Data entries
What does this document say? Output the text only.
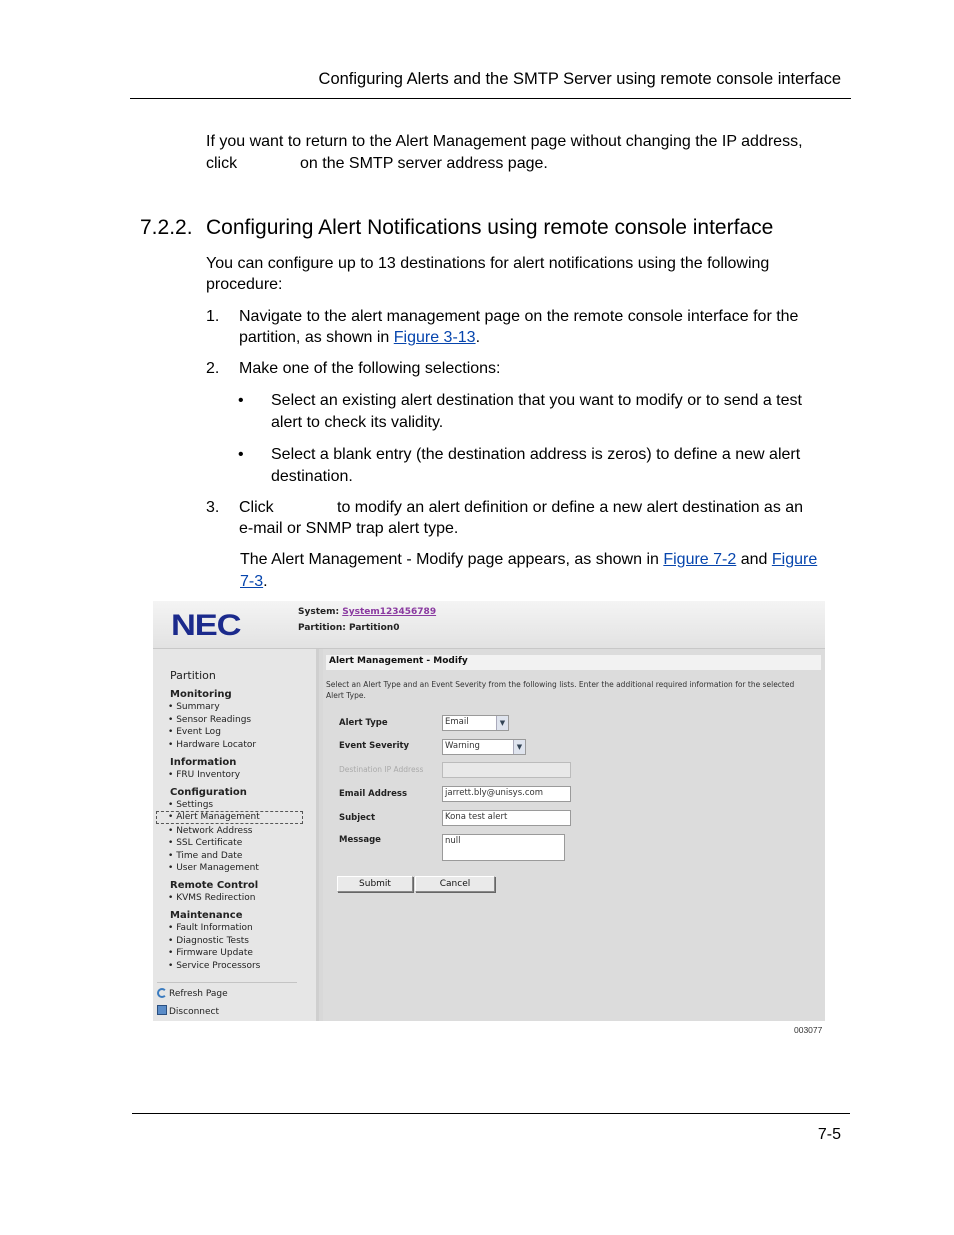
Configuring Alerts and the SMTP Server using remote console interface
If you want to return to the Alert Management page without changing the IP address,
click	on the SMTP server address page.
7.2.2. Configuring Alert Notifications using remote console interface
You can configure up to 13 destinations for alert notifications using the following
procedure:
1. Navigate to the alert management page on the remote console interface for the
partition, as shown in Figure 3-13.
2. Make one of the following selections:
• Select an existing alert destination that you want to modify or to send a test
alert to check its validity.
• Select a blank entry (the destination address is zeros) to define a new alert
destination.
3. Click	to modify an alert definition or define a new alert destination as an
e-mail or SNMP trap alert type.
The Alert Management - Modify page appears, as shown in Figure 7-2 and Figure
7-3.
NEC	System: System123456789
Partition: Partition0
Partition
Monitoring
• Summary
• Sensor Readings
• Event Log
• Hardware Locator
Information
• FRU Inventory
Configuration
• Settings
• Alert Management
• Network Address
• SSL Certificate
• Time and Date
• User Management
Remote Control
• KVMS Redirection
Maintenance
• Fault Information
• Diagnostic Tests
• Firmware Update
• Service Processors
Refresh Page
Disconnect
Alert Management - Modify
Select an Alert Type and an Event Severity from the following lists. Enter the additional required information for the selected Alert Type.
Alert Type	Email	▼
Event Severity	Warning	▼
Destination IP Address
Email Address	jarrett.bly@unisys.com
Subject	Kona test alert
Message	null
Submit	Cancel
003077
7-5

# Given problem:
Reproduce the material above verbatim; omit every picture.

# Answer below:
What does this document say? Output the text only.
Configuring Alerts and the SMTP Server using remote console interface
If you want to return to the Alert Management page without changing the IP address,
click	on the SMTP server address page.
7.2.2. Configuring Alert Notifications using remote console interface
You can configure up to 13 destinations for alert notifications using the following
procedure:
1. Navigate to the alert management page on the remote console interface for the
partition, as shown in Figure 3-13.
2. Make one of the following selections:
• Select an existing alert destination that you want to modify or to send a test
alert to check its validity.
• Select a blank entry (the destination address is zeros) to define a new alert
destination.
3. Click	to modify an alert definition or define a new alert destination as an
e-mail or SNMP trap alert type.
The Alert Management - Modify page appears, as shown in Figure 7-2 and Figure
7-3.
NEC	System: System123456789
Partition: Partition0
Partition
Monitoring
• Summary
• Sensor Readings
• Event Log
• Hardware Locator
Information
• FRU Inventory
Configuration
• Settings
• Alert Management
• Network Address
• SSL Certificate
• Time and Date
• User Management
Remote Control
• KVMS Redirection
Maintenance
• Fault Information
• Diagnostic Tests
• Firmware Update
• Service Processors
Refresh Page
Disconnect
Alert Management - Modify
Select an Alert Type and an Event Severity from the following lists. Enter the additional required information for the selected Alert Type.
Alert Type	Email	▼
Event Severity	Warning	▼
Destination IP Address
Email Address	jarrett.bly@unisys.com
Subject	Kona test alert
Message	null
Submit	Cancel
003077
7-5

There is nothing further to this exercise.